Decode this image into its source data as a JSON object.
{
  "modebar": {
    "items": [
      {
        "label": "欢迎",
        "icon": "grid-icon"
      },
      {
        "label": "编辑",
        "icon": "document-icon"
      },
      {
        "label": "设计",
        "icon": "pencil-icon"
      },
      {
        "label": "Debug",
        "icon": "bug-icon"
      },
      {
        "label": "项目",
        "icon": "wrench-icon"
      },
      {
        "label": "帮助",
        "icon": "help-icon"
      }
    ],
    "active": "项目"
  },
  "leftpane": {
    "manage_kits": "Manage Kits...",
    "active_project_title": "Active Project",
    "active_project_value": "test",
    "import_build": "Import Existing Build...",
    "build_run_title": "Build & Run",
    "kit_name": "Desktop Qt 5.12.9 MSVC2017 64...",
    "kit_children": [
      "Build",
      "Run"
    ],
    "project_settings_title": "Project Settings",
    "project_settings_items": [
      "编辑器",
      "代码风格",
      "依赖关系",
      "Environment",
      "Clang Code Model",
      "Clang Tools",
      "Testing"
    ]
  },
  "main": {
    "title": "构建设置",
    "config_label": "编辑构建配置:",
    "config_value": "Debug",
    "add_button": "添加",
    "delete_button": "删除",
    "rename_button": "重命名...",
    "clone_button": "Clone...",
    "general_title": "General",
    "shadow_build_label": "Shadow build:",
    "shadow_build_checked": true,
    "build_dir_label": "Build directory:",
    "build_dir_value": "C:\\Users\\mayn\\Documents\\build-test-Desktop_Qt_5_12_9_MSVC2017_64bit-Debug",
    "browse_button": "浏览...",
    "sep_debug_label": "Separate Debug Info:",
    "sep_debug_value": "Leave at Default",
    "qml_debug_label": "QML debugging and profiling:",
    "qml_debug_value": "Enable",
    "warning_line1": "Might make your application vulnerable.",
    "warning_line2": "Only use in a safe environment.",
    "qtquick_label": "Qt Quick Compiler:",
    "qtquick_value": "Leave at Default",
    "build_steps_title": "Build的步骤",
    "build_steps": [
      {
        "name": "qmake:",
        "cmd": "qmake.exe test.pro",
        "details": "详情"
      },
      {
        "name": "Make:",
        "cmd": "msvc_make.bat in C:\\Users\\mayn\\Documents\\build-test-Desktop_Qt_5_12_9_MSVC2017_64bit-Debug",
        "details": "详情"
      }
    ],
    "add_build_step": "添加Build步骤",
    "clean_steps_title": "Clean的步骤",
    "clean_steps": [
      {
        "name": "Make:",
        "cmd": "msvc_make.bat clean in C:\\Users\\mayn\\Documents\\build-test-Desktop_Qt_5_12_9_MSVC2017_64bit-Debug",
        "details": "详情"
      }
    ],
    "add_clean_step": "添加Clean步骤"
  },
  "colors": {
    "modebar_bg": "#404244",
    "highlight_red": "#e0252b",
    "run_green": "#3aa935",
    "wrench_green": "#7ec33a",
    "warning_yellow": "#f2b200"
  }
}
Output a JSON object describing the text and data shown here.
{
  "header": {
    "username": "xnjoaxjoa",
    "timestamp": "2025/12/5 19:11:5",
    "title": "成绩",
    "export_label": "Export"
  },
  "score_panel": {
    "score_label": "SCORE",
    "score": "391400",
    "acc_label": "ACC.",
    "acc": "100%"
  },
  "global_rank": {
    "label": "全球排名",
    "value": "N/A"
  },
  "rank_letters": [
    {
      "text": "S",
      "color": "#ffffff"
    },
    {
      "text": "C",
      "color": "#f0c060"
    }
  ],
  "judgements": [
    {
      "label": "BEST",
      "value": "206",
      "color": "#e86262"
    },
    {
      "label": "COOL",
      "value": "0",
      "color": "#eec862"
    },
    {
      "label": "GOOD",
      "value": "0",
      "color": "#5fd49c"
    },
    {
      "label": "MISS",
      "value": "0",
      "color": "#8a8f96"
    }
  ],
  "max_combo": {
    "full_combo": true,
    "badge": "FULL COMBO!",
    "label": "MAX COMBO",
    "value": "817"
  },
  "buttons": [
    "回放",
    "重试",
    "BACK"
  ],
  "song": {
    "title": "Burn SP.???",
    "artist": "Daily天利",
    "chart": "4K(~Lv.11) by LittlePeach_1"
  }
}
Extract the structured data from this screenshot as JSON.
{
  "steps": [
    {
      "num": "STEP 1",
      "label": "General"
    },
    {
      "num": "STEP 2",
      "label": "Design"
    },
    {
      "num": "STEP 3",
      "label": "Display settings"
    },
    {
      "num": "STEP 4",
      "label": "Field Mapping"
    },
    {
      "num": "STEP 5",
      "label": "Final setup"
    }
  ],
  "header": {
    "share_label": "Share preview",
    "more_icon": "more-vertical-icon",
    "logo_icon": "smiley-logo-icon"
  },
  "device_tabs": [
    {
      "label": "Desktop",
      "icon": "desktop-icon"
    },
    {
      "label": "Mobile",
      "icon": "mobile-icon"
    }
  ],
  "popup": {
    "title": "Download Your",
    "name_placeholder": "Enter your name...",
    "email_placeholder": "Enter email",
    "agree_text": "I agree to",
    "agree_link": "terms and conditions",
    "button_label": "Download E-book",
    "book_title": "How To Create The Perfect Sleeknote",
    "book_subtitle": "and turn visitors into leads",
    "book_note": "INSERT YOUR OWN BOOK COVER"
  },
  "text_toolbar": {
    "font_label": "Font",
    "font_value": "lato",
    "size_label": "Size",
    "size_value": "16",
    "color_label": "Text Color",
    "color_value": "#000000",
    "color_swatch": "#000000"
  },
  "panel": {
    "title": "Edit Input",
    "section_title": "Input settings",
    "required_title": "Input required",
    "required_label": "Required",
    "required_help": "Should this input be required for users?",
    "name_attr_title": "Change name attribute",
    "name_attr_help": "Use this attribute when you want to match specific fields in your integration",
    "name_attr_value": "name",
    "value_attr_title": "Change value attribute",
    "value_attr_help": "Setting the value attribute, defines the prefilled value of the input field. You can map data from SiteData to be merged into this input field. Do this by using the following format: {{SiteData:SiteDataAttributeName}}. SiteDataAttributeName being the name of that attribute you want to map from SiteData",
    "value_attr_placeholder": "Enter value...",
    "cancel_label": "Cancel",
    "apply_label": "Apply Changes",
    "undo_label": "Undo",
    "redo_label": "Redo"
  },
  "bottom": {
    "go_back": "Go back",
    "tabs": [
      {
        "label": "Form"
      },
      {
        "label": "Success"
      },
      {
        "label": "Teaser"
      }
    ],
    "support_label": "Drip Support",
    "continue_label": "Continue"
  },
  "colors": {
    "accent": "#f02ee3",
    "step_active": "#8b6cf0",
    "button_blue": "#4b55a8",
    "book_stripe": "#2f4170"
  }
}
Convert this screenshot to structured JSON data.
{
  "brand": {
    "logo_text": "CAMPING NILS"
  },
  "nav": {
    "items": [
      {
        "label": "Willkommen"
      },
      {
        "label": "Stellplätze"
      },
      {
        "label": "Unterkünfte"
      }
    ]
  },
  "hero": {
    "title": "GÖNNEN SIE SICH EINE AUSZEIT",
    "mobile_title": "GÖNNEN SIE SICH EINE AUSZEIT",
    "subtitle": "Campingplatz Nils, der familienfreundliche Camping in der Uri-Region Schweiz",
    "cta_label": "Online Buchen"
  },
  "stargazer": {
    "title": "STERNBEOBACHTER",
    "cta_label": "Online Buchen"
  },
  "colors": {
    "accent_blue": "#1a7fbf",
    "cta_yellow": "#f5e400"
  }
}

→ Task instructions
In the records above, find each line holding "Leave" and copy it.

→ Written solution
    "sep_debug_value": "Leave at Default",
    "qtquick_value": "Leave at Default",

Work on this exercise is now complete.